-- Start of Document segment --
High Rate of Loneliness Found in Public Senior Housing Community Residents

High Rate of Loneliness Found in Public Senior Housing Community Residents


Elderly living in public senior housing communities have a higher chance of experiencing loneliness. 

A recent study by the Washington University in St. Louis found that around 43 percent of the elderly public housing community residents they surveyed would classify what they feel as moderate loneliness. Meanwhile, a smaller but still significant 27 percent said that they are extremely lonely. 

Why residents in senior housing communities are prone to loneliness

Harry Chatters Taylor, the lead author of the study, believes that these high rates of loneliness are due to factors such as poverty. 

“In order to qualify to live in these senior housing communities, older adults must have a low income, and having a lower income is a risk factor for loneliness,” Taylor said in an interview with Science Blog.

Taylor also credited being single as a factor for loneliness. He also noted a lot of the elderly in senior public housing are more vulnerable to both mental and physical health problems which may limit their ability to interact and makes them more susceptible to being lonely.
-- End of Document segment --
** Written exercise 1 **
Answer these questions using the article on loneliness in public senior housing:
(a) Which university conducted the study?
(b) What share of surveyed residents said they are extremely lonely?
(c) According to Taylor, what must older adults have to qualify for these senior housing communities?
** Written exercise 2 **
Write the next part of the article on loneliness in public senior housing, picking up after its final sentence.
-- Start of Provided data --
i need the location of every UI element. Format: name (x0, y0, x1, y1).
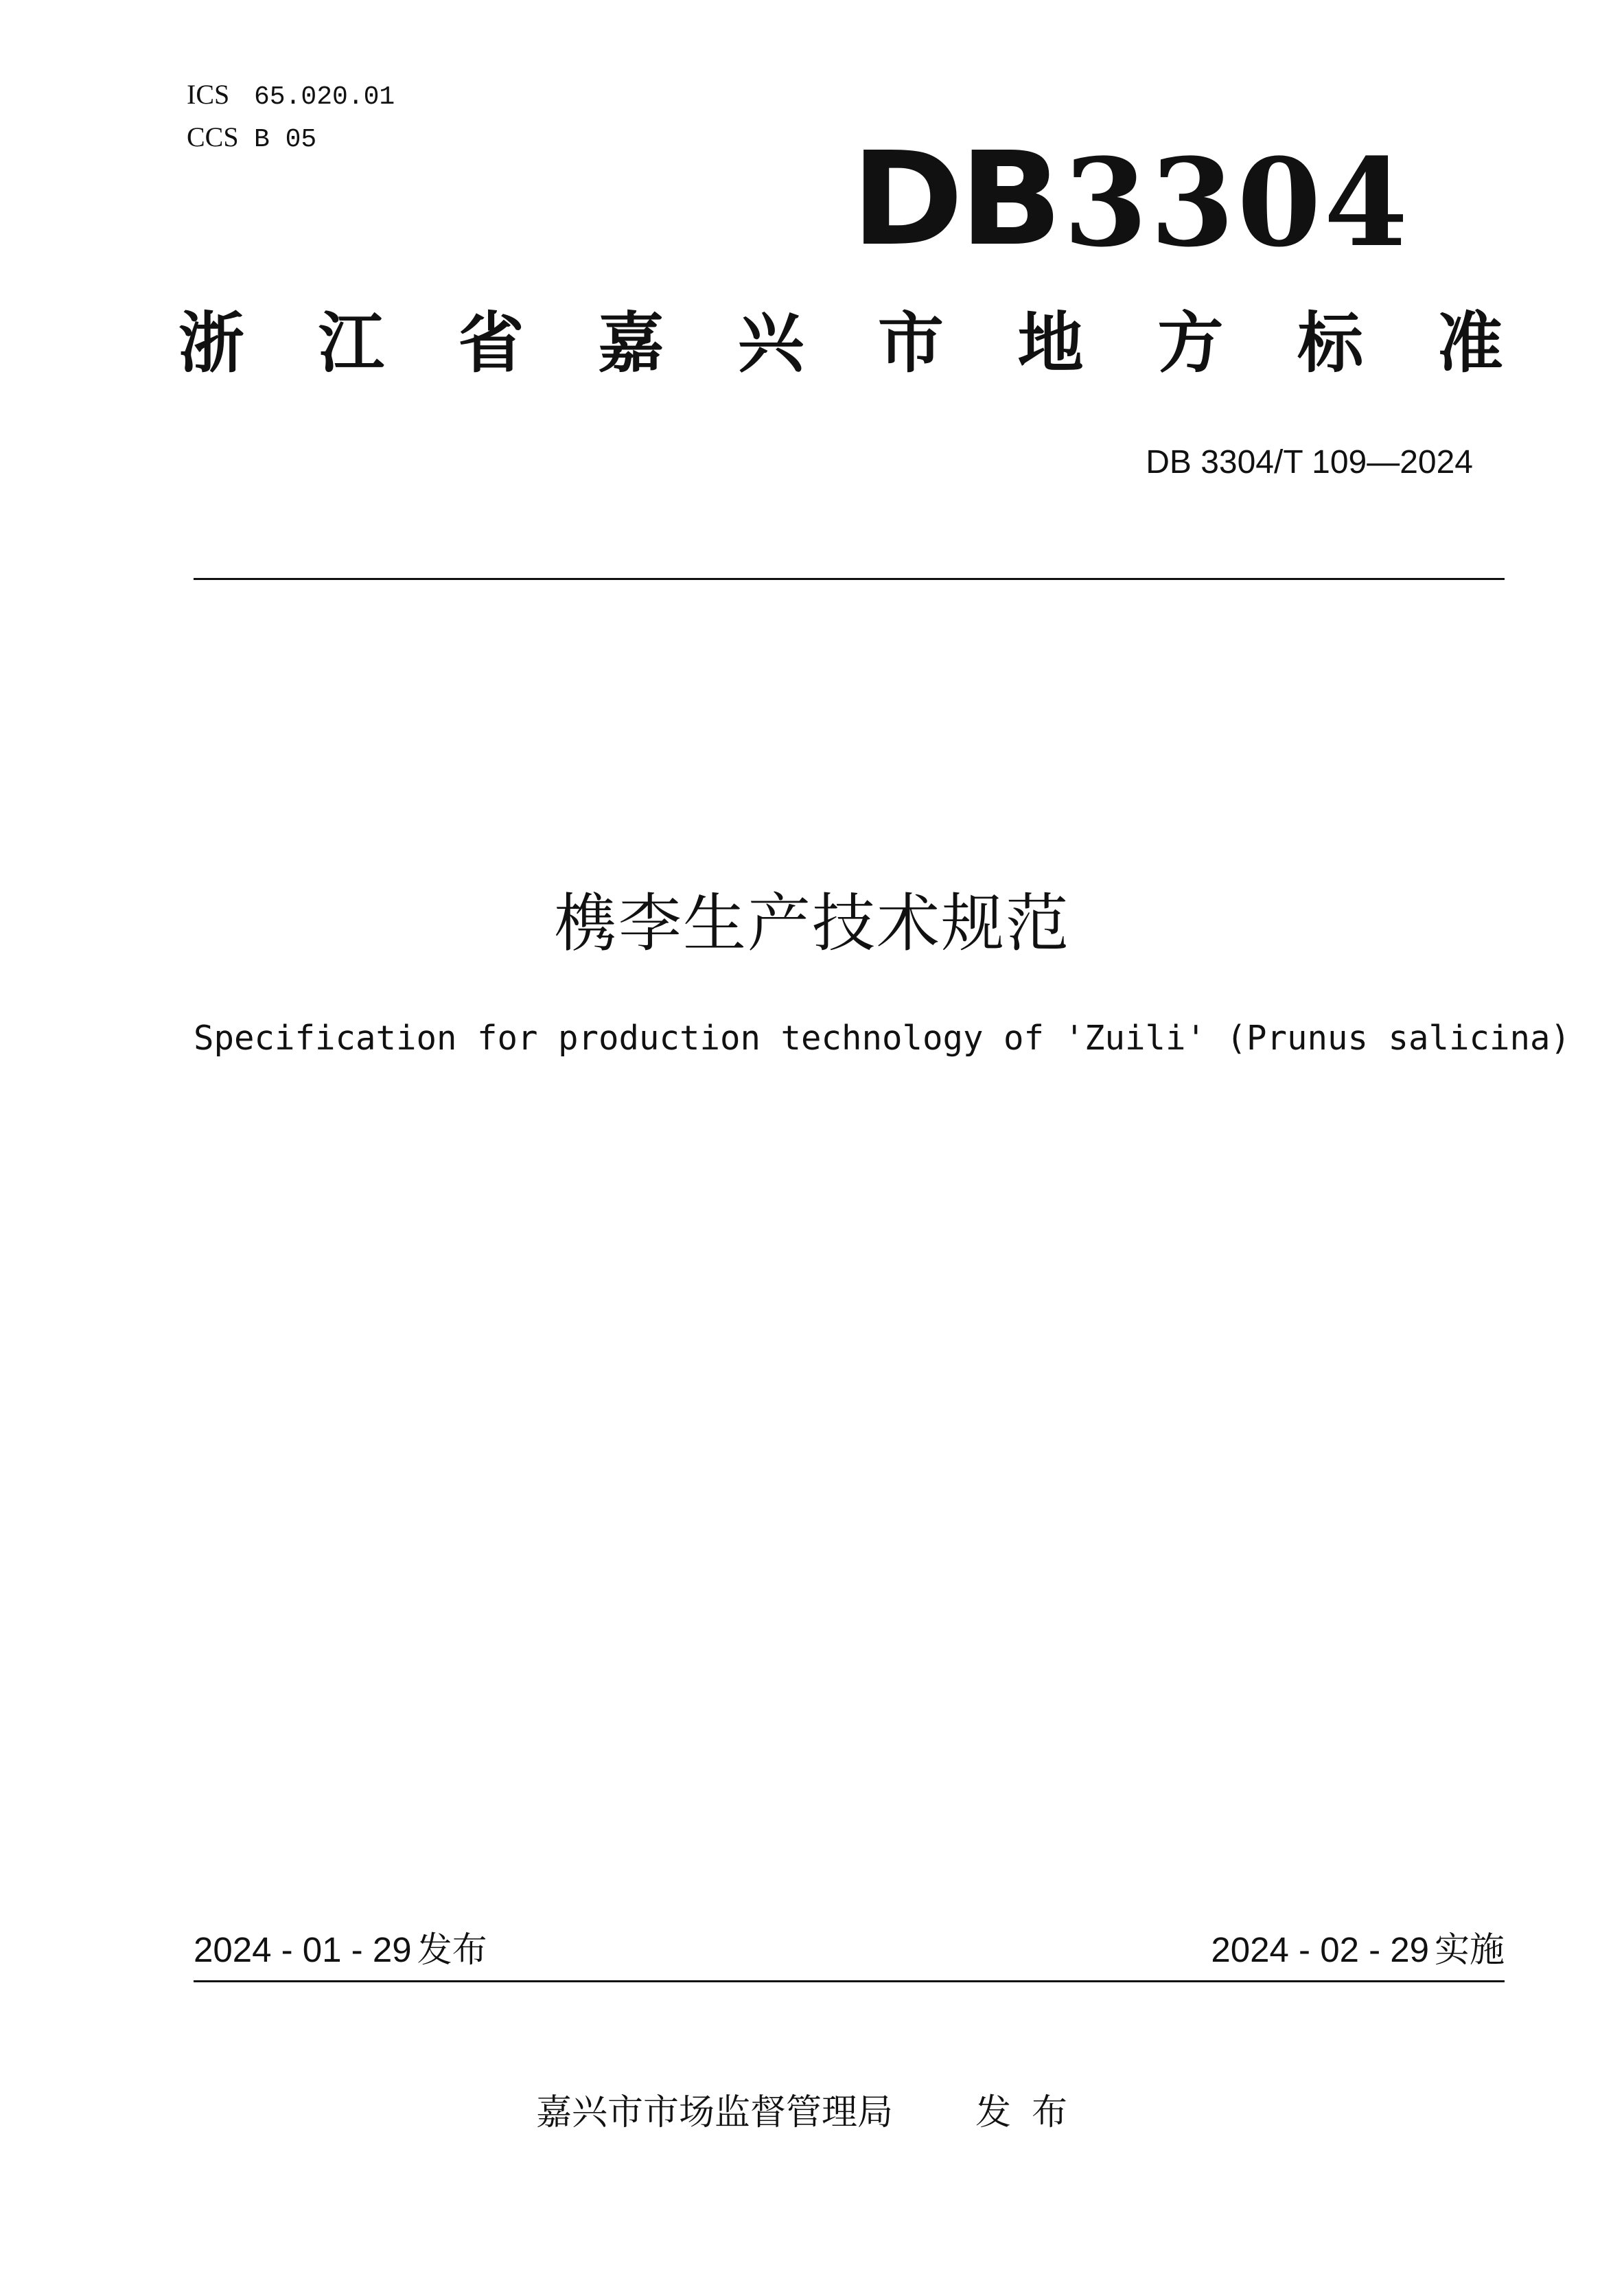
-- End of Provided data --
** Final answer 1 **
(a) Washington University in St. Louis
(b) 27 percent
(c) A low income

** Final answer 2 **
How these communities can help seniors overcome loneliness

Despite all these factors, the study also found that these same housing setups may be the ideal place to help seniors fight against loneliness because it brings them closer to a community of others at a similar time in life.  

Aside from companionship, senior public housing communities also have facilities where seniors can meet other residents and busy themselves with activities. Many homes have group activities that can help residents to become more involved with others. 

How caregivers can help seniors not feel lonely

Caregivers or aides working in senior public housing could also be of great help to residents suffering from loneliness. Caregivers should present themselves as people who are open for more than just the necessary interactions. Do not be afraid to initiate conversation if an older person in your care appears to be feeling lonely.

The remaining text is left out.